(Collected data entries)
┄┄┄┄┄┄

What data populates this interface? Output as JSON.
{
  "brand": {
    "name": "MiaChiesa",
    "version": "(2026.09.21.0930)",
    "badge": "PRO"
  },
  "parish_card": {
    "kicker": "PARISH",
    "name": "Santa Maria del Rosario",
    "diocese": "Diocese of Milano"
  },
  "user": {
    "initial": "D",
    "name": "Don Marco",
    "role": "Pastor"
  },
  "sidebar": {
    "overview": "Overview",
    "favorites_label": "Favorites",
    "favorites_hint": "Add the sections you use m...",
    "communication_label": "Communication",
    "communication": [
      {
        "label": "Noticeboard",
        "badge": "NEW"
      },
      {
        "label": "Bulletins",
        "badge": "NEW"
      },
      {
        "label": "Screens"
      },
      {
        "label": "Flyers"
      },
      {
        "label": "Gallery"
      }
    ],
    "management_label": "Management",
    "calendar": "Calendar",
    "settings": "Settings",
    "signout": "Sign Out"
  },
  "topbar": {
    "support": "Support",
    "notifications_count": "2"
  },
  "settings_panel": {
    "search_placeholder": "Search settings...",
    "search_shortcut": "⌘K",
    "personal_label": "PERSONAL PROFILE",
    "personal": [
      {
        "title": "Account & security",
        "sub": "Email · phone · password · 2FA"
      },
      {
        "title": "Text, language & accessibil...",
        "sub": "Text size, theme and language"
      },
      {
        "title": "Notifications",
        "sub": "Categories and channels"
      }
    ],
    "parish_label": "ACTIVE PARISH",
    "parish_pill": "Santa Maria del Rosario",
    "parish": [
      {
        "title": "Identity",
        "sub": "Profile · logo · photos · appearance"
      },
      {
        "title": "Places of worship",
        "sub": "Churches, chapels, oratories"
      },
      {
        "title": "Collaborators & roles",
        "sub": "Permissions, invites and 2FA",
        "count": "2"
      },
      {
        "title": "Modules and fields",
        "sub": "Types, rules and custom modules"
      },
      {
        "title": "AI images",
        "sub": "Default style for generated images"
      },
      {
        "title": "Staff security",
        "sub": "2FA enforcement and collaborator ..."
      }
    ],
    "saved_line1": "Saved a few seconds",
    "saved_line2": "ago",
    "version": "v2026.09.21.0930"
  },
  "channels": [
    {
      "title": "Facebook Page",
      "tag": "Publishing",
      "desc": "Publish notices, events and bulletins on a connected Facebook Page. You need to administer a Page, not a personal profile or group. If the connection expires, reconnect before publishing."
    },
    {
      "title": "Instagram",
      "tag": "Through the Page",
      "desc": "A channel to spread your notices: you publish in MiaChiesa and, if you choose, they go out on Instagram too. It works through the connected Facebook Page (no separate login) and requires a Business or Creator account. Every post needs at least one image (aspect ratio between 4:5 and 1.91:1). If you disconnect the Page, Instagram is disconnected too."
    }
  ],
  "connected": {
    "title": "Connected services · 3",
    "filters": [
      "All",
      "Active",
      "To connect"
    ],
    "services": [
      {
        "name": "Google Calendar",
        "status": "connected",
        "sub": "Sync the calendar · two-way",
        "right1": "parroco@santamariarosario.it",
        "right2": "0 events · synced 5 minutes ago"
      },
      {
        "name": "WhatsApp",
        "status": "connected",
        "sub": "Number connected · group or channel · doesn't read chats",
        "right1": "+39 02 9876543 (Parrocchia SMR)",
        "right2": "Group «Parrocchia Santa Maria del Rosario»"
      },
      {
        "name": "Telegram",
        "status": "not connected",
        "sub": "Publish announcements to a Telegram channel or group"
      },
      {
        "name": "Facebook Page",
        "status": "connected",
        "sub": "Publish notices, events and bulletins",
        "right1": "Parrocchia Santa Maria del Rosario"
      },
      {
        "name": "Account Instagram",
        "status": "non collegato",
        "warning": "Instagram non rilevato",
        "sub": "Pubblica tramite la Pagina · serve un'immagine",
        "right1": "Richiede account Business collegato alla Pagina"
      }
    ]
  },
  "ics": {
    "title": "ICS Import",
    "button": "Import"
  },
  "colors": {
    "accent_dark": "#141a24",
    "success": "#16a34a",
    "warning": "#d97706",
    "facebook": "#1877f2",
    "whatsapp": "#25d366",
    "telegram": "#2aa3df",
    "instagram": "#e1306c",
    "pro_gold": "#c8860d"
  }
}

┄┄┄┄┄┄

#### [Goal of the exercise]
In the entries above, find every line holding the word "collegato" and copy it out.

#### [Task result]
        "status": "non collegato",
        "right1": "Richiede account Business collegato alla Pagina"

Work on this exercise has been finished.